▶ [Dataset excerpts]
*-*-*

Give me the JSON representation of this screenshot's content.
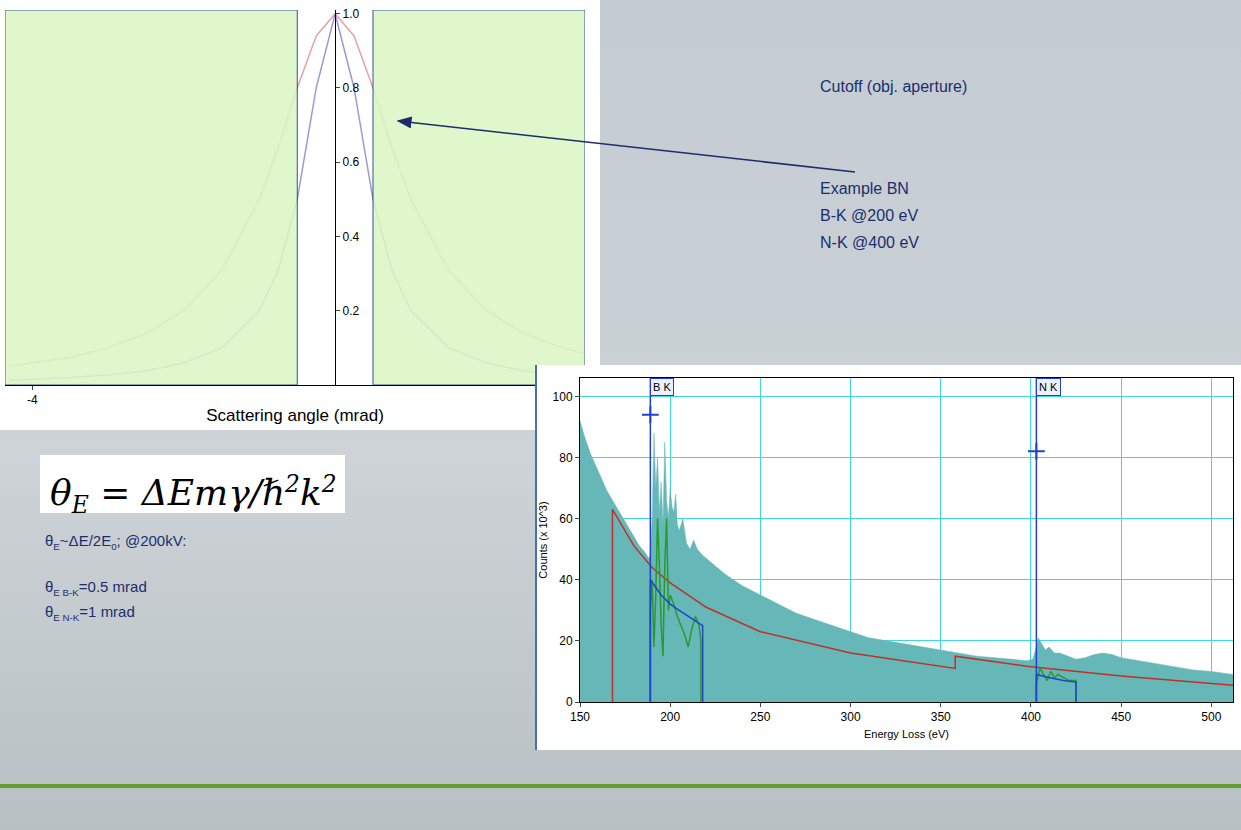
{
  "chart_data": [
    {
      "type": "line",
      "xlabel": "Scattering angle (mrad)",
      "xlim": [
        -4.36,
        3.3
      ],
      "xticks": [
        -4
      ],
      "ylim": [
        0,
        1.01
      ],
      "yticks": [
        0.2,
        0.4,
        0.6,
        0.8,
        {
          "value": 1,
          "label": "1.0"
        }
      ],
      "cutoff": [
        -0.5,
        0.5
      ],
      "series": [
        {
          "color": "#e3a3ab",
          "x": [
            -4.3,
            -4,
            -3.5,
            -3,
            -2.5,
            -2,
            -1.5,
            -1,
            -0.75,
            -0.5,
            -0.25,
            0,
            0.25,
            0.5,
            0.75,
            1,
            1.5,
            2,
            2.5,
            3,
            3.3
          ],
          "values": [
            0.051,
            0.059,
            0.075,
            0.1,
            0.138,
            0.2,
            0.308,
            0.5,
            0.64,
            0.8,
            0.94,
            1,
            0.94,
            0.8,
            0.64,
            0.5,
            0.308,
            0.2,
            0.138,
            0.1,
            0.084
          ]
        },
        {
          "color": "#9a9ad6",
          "x": [
            -4.3,
            -4,
            -3.5,
            -3,
            -2.5,
            -2,
            -1.5,
            -1,
            -0.75,
            -0.5,
            -0.25,
            0,
            0.25,
            0.5,
            0.75,
            1,
            1.5,
            2,
            2.5,
            3,
            3.3
          ],
          "values": [
            0.013,
            0.015,
            0.02,
            0.027,
            0.038,
            0.059,
            0.1,
            0.2,
            0.31,
            0.5,
            0.8,
            1,
            0.8,
            0.5,
            0.31,
            0.2,
            0.1,
            0.059,
            0.038,
            0.027,
            0.022
          ]
        }
      ]
    },
    {
      "type": "line",
      "xlabel": "Energy Loss (eV)",
      "ylabel": "Counts (x 10^3)",
      "xlim": [
        150,
        512
      ],
      "xticks": [
        150,
        200,
        250,
        300,
        350,
        400,
        450,
        500
      ],
      "ylim": [
        0,
        106
      ],
      "yticks": [
        0,
        20,
        40,
        60,
        80,
        100
      ],
      "grid": true,
      "series": [
        {
          "type": "area",
          "color": "#66b8b8",
          "x": [
            150,
            153,
            156,
            159,
            162,
            165,
            168,
            171,
            174,
            177,
            180,
            183,
            186,
            188,
            189,
            190,
            191,
            192,
            193,
            194,
            195,
            196,
            197,
            198,
            199,
            200,
            201,
            202,
            203,
            204,
            205,
            207,
            209,
            211,
            213,
            215,
            218,
            222,
            226,
            230,
            235,
            240,
            250,
            260,
            270,
            280,
            290,
            300,
            310,
            320,
            330,
            340,
            350,
            360,
            370,
            380,
            390,
            398,
            401,
            403,
            404,
            405,
            406,
            408,
            410,
            413,
            416,
            420,
            425,
            430,
            435,
            440,
            445,
            450,
            460,
            470,
            480,
            490,
            500,
            512
          ],
          "values": [
            92,
            86,
            81,
            77,
            73,
            69,
            66,
            63,
            60,
            57,
            54,
            51,
            49,
            47,
            48,
            60,
            88,
            70,
            80,
            62,
            72,
            58,
            85,
            66,
            60,
            70,
            64,
            62,
            68,
            58,
            56,
            60,
            52,
            50,
            53,
            50,
            48,
            46,
            44,
            42,
            40,
            38,
            35,
            32,
            29,
            27,
            25,
            23,
            21,
            20,
            19,
            18,
            17,
            16,
            15,
            14.5,
            14,
            13.5,
            14,
            18,
            21,
            20,
            19,
            17,
            18,
            16,
            16,
            15,
            14,
            14.5,
            15.5,
            16,
            15.5,
            14.5,
            13.5,
            12.5,
            11.5,
            10.5,
            10,
            9
          ]
        },
        {
          "type": "line",
          "color": "#c0302a",
          "x": [
            168,
            168,
            175,
            180,
            190,
            200,
            220,
            250,
            300,
            358,
            358,
            400,
            450,
            500,
            512
          ],
          "values": [
            0,
            63,
            56,
            51,
            44,
            39,
            31,
            23,
            16,
            11,
            15,
            11.5,
            8.5,
            6,
            5.5
          ]
        },
        {
          "type": "line",
          "color": "#2a9a2a",
          "x": [
            189,
            189,
            190,
            191,
            192,
            193,
            194,
            195,
            196,
            197,
            198,
            199,
            200,
            202,
            204,
            206,
            208,
            210,
            212,
            214,
            216,
            217,
            217
          ],
          "values": [
            0,
            30,
            40,
            18,
            35,
            60,
            45,
            25,
            15,
            45,
            60,
            30,
            35,
            32,
            28,
            25,
            22,
            18,
            24,
            28,
            25,
            20,
            0
          ]
        },
        {
          "type": "line",
          "color": "#2040d0",
          "x": [
            189,
            189,
            195,
            200,
            205,
            210,
            215,
            218,
            218
          ],
          "values": [
            0,
            40,
            35,
            32,
            30,
            28,
            26,
            25,
            0
          ]
        },
        {
          "type": "line",
          "color": "#2a9a2a",
          "x": [
            403,
            403,
            405,
            407,
            409,
            411,
            413,
            415,
            418,
            421,
            424,
            425,
            425
          ],
          "values": [
            0,
            6,
            11,
            9,
            7,
            10,
            8,
            9,
            8,
            7,
            7,
            7,
            0
          ]
        },
        {
          "type": "line",
          "color": "#2040d0",
          "x": [
            403,
            403,
            410,
            418,
            425,
            425
          ],
          "values": [
            0,
            9,
            8,
            7,
            6.5,
            0
          ]
        }
      ],
      "edges": [
        {
          "label": "B K",
          "x": 189,
          "y": 94
        },
        {
          "label": "N K",
          "x": 403,
          "y": 82
        }
      ]
    }
  ],
  "slide": {
    "callout": "Cutoff (obj. aperture)",
    "example": [
      "Example BN",
      "B-K @200 eV",
      "N-K @400 eV"
    ],
    "formula": [
      {
        "t": "θ"
      },
      {
        "sub": "E"
      },
      {
        "t": " = ΔEmγ/ℏ"
      },
      {
        "sup": "2"
      },
      {
        "t": "k"
      },
      {
        "sup": "2"
      }
    ],
    "approx": [
      {
        "t": "θ"
      },
      {
        "sub": "E"
      },
      {
        "t": "~ΔE/2E"
      },
      {
        "sub": "0"
      },
      {
        "t": "; @200kV:"
      }
    ],
    "angles": [
      [
        {
          "t": "θ"
        },
        {
          "sub": "E B-K"
        },
        {
          "t": "=0.5 mrad"
        }
      ],
      [
        {
          "t": "θ"
        },
        {
          "sub": "E N-K"
        },
        {
          "t": "=1 mrad"
        }
      ]
    ]
  }
}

*-*-*

▶ [Exercise task] Quote the entries in full. Any image among them is to be omitted from the copy.

▶ [Final result]
Give me the JSON representation of this screenshot's content.
{
  "chart_data": [
    {
      "type": "line",
      "xlabel": "Scattering angle (mrad)",
      "xlim": [
        -4.36,
        3.3
      ],
      "xticks": [
        -4
      ],
      "ylim": [
        0,
        1.01
      ],
      "yticks": [
        0.2,
        0.4,
        0.6,
        0.8,
        {
          "value": 1,
          "label": "1.0"
        }
      ],
      "cutoff": [
        -0.5,
        0.5
      ],
      "series": [
        {
          "color": "#e3a3ab",
          "x": [
            -4.3,
            -4,
            -3.5,
            -3,
            -2.5,
            -2,
            -1.5,
            -1,
            -0.75,
            -0.5,
            -0.25,
            0,
            0.25,
            0.5,
            0.75,
            1,
            1.5,
            2,
            2.5,
            3,
            3.3
          ],
          "values": [
            0.051,
            0.059,
            0.075,
            0.1,
            0.138,
            0.2,
            0.308,
            0.5,
            0.64,
            0.8,
            0.94,
            1,
            0.94,
            0.8,
            0.64,
            0.5,
            0.308,
            0.2,
            0.138,
            0.1,
            0.084
          ]
        },
        {
          "color": "#9a9ad6",
          "x": [
            -4.3,
            -4,
            -3.5,
            -3,
            -2.5,
            -2,
            -1.5,
            -1,
            -0.75,
            -0.5,
            -0.25,
            0,
            0.25,
            0.5,
            0.75,
            1,
            1.5,
            2,
            2.5,
            3,
            3.3
          ],
          "values": [
            0.013,
            0.015,
            0.02,
            0.027,
            0.038,
            0.059,
            0.1,
            0.2,
            0.31,
            0.5,
            0.8,
            1,
            0.8,
            0.5,
            0.31,
            0.2,
            0.1,
            0.059,
            0.038,
            0.027,
            0.022
          ]
        }
      ]
    },
    {
      "type": "line",
      "xlabel": "Energy Loss (eV)",
      "ylabel": "Counts (x 10^3)",
      "xlim": [
        150,
        512
      ],
      "xticks": [
        150,
        200,
        250,
        300,
        350,
        400,
        450,
        500
      ],
      "ylim": [
        0,
        106
      ],
      "yticks": [
        0,
        20,
        40,
        60,
        80,
        100
      ],
      "grid": true,
      "series": [
        {
          "type": "area",
          "color": "#66b8b8",
          "x": [
            150,
            153,
            156,
            159,
            162,
            165,
            168,
            171,
            174,
            177,
            180,
            183,
            186,
            188,
            189,
            190,
            191,
            192,
            193,
            194,
            195,
            196,
            197,
            198,
            199,
            200,
            201,
            202,
            203,
            204,
            205,
            207,
            209,
            211,
            213,
            215,
            218,
            222,
            226,
            230,
            235,
            240,
            250,
            260,
            270,
            280,
            290,
            300,
            310,
            320,
            330,
            340,
            350,
            360,
            370,
            380,
            390,
            398,
            401,
            403,
            404,
            405,
            406,
            408,
            410,
            413,
            416,
            420,
            425,
            430,
            435,
            440,
            445,
            450,
            460,
            470,
            480,
            490,
            500,
            512
          ],
          "values": [
            92,
            86,
            81,
            77,
            73,
            69,
            66,
            63,
            60,
            57,
            54,
            51,
            49,
            47,
            48,
            60,
            88,
            70,
            80,
            62,
            72,
            58,
            85,
            66,
            60,
            70,
            64,
            62,
            68,
            58,
            56,
            60,
            52,
            50,
            53,
            50,
            48,
            46,
            44,
            42,
            40,
            38,
            35,
            32,
            29,
            27,
            25,
            23,
            21,
            20,
            19,
            18,
            17,
            16,
            15,
            14.5,
            14,
            13.5,
            14,
            18,
            21,
            20,
            19,
            17,
            18,
            16,
            16,
            15,
            14,
            14.5,
            15.5,
            16,
            15.5,
            14.5,
            13.5,
            12.5,
            11.5,
            10.5,
            10,
            9
          ]
        },
        {
          "type": "line",
          "color": "#c0302a",
          "x": [
            168,
            168,
            175,
            180,
            190,
            200,
            220,
            250,
            300,
            358,
            358,
            400,
            450,
            500,
            512
          ],
          "values": [
            0,
            63,
            56,
            51,
            44,
            39,
            31,
            23,
            16,
            11,
            15,
            11.5,
            8.5,
            6,
            5.5
          ]
        },
        {
          "type": "line",
          "color": "#2a9a2a",
          "x": [
            189,
            189,
            190,
            191,
            192,
            193,
            194,
            195,
            196,
            197,
            198,
            199,
            200,
            202,
            204,
            206,
            208,
            210,
            212,
            214,
            216,
            217,
            217
          ],
          "values": [
            0,
            30,
            40,
            18,
            35,
            60,
            45,
            25,
            15,
            45,
            60,
            30,
            35,
            32,
            28,
            25,
            22,
            18,
            24,
            28,
            25,
            20,
            0
          ]
        },
        {
          "type": "line",
          "color": "#2040d0",
          "x": [
            189,
            189,
            195,
            200,
            205,
            210,
            215,
            218,
            218
          ],
          "values": [
            0,
            40,
            35,
            32,
            30,
            28,
            26,
            25,
            0
          ]
        },
        {
          "type": "line",
          "color": "#2a9a2a",
          "x": [
            403,
            403,
            405,
            407,
            409,
            411,
            413,
            415,
            418,
            421,
            424,
            425,
            425
          ],
          "values": [
            0,
            6,
            11,
            9,
            7,
            10,
            8,
            9,
            8,
            7,
            7,
            7,
            0
          ]
        },
        {
          "type": "line",
          "color": "#2040d0",
          "x": [
            403,
            403,
            410,
            418,
            425,
            425
          ],
          "values": [
            0,
            9,
            8,
            7,
            6.5,
            0
          ]
        }
      ],
      "edges": [
        {
          "label": "B K",
          "x": 189,
          "y": 94
        },
        {
          "label": "N K",
          "x": 403,
          "y": 82
        }
      ]
    }
  ],
  "slide": {
    "callout": "Cutoff (obj. aperture)",
    "example": [
      "Example BN",
      "B-K @200 eV",
      "N-K @400 eV"
    ],
    "formula": [
      {
        "t": "θ"
      },
      {
        "sub": "E"
      },
      {
        "t": " = ΔEmγ/ℏ"
      },
      {
        "sup": "2"
      },
      {
        "t": "k"
      },
      {
        "sup": "2"
      }
    ],
    "approx": [
      {
        "t": "θ"
      },
      {
        "sub": "E"
      },
      {
        "t": "~ΔE/2E"
      },
      {
        "sub": "0"
      },
      {
        "t": "; @200kV:"
      }
    ],
    "angles": [
      [
        {
          "t": "θ"
        },
        {
          "sub": "E B-K"
        },
        {
          "t": "=0.5 mrad"
        }
      ],
      [
        {
          "t": "θ"
        },
        {
          "sub": "E N-K"
        },
        {
          "t": "=1 mrad"
        }
      ]
    ]
  }
}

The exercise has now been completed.